Brief: Each line that contains the word "JSON" counts once; give the total for the records below and nothing else.

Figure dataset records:
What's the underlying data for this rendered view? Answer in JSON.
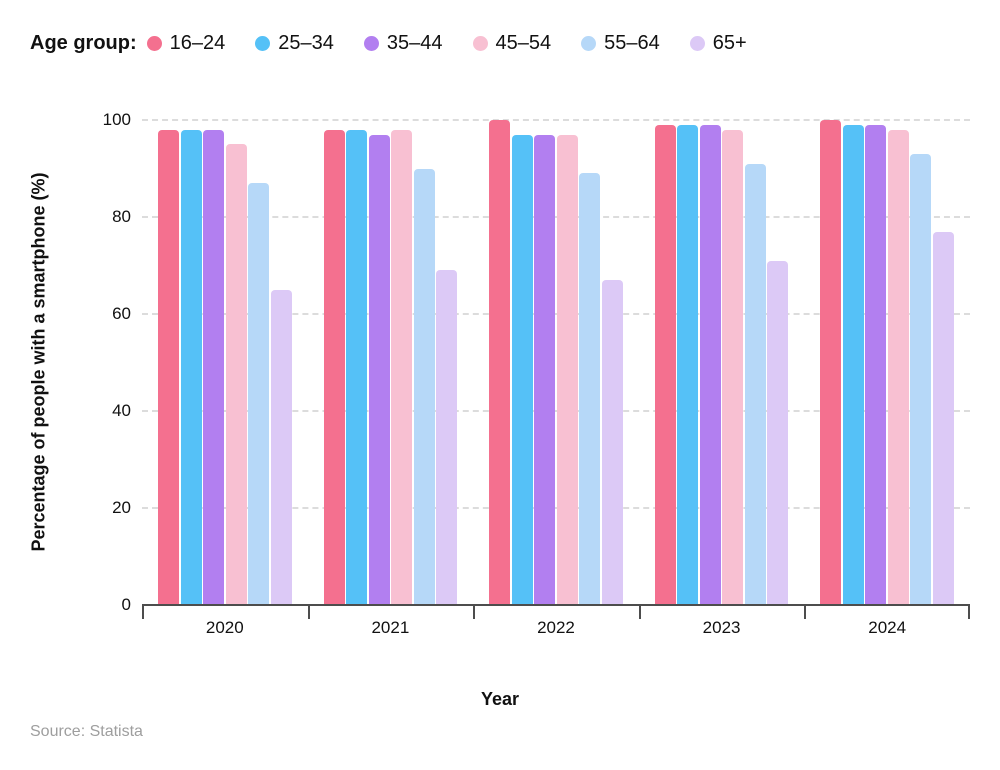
{
  "legend": {
    "title": "Age group:",
    "items": [
      {
        "label": "16–24",
        "color": "#F4708F"
      },
      {
        "label": "25–34",
        "color": "#55C1F7"
      },
      {
        "label": "35–44",
        "color": "#B27FF0"
      },
      {
        "label": "45–54",
        "color": "#F8C0D2"
      },
      {
        "label": "55–64",
        "color": "#B6D8F8"
      },
      {
        "label": "65+",
        "color": "#DCC9F6"
      }
    ]
  },
  "source": {
    "text": "Source: Statista"
  },
  "chart_data": {
    "type": "bar",
    "title": "",
    "categories": [
      "2020",
      "2021",
      "2022",
      "2023",
      "2024"
    ],
    "series": [
      {
        "name": "16–24",
        "color": "#F4708F",
        "values": [
          98,
          98,
          100,
          99,
          100
        ]
      },
      {
        "name": "25–34",
        "color": "#55C1F7",
        "values": [
          98,
          98,
          97,
          99,
          99
        ]
      },
      {
        "name": "35–44",
        "color": "#B27FF0",
        "values": [
          98,
          97,
          97,
          99,
          99
        ]
      },
      {
        "name": "45–54",
        "color": "#F8C0D2",
        "values": [
          95,
          98,
          97,
          98,
          98
        ]
      },
      {
        "name": "55–64",
        "color": "#B6D8F8",
        "values": [
          87,
          90,
          89,
          91,
          93
        ]
      },
      {
        "name": "65+",
        "color": "#DCC9F6",
        "values": [
          65,
          69,
          67,
          71,
          77
        ]
      }
    ],
    "xlabel": "Year",
    "ylabel": "Percentage of people with a smartphone (%)",
    "ylim": [
      0,
      100
    ],
    "yticks": [
      0,
      20,
      40,
      60,
      80,
      100
    ],
    "grid": "horizontal-dashed",
    "legend_position": "top",
    "gridline_color": "#dcdcdc",
    "axis_color": "#4d4d4d",
    "source_text_color": "#9e9e9e"
  }
}
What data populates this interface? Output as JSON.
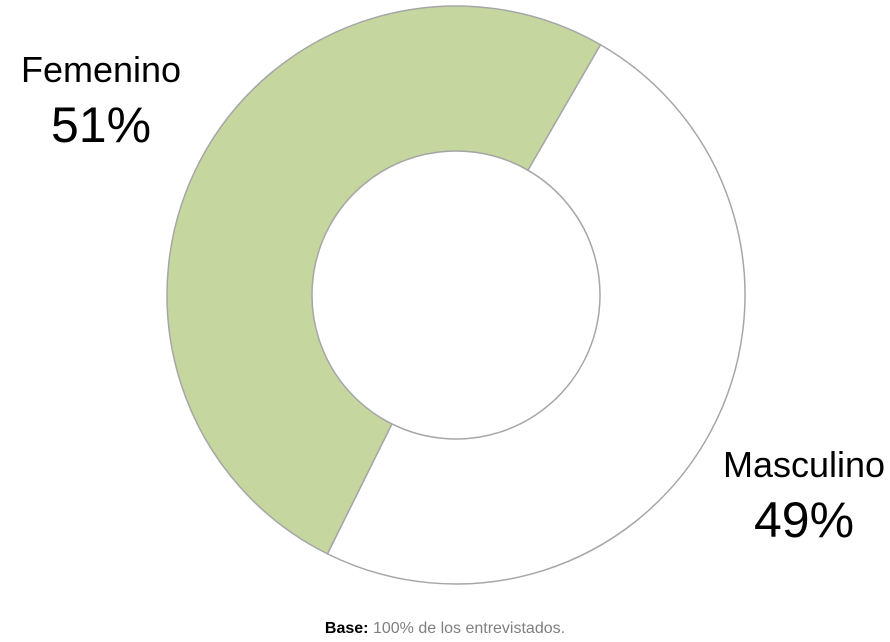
{
  "chart_data": {
    "type": "pie",
    "style": "donut",
    "categories": [
      "Femenino",
      "Masculino"
    ],
    "values": [
      51,
      49
    ],
    "value_labels": [
      "51%",
      "49%"
    ],
    "colors": [
      "#c5d69f",
      "#ffffff"
    ],
    "edge_color": "#a6a6a6"
  },
  "footnote": {
    "label": "Base:",
    "text": "100% de los entrevistados."
  }
}
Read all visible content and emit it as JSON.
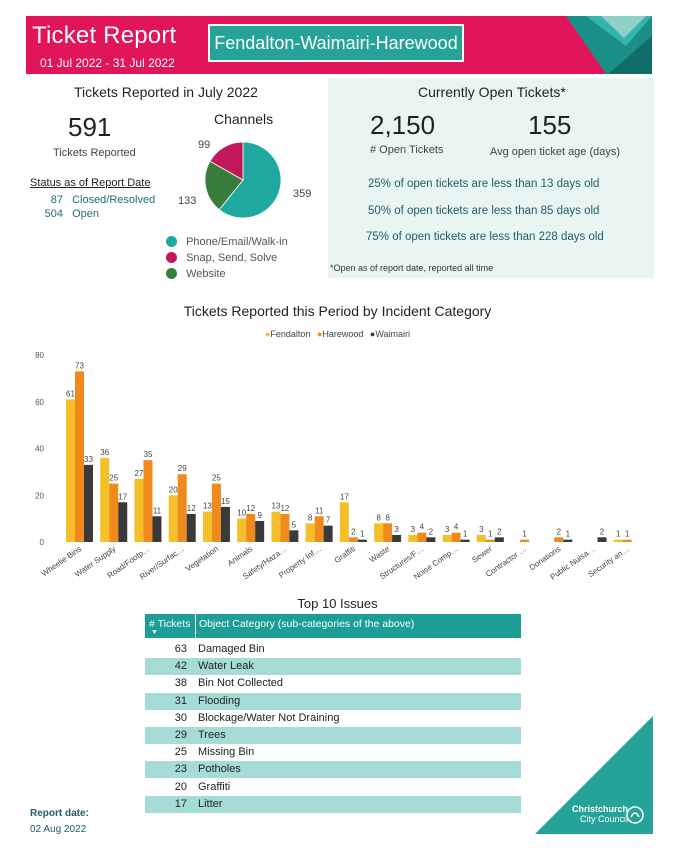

In response: 3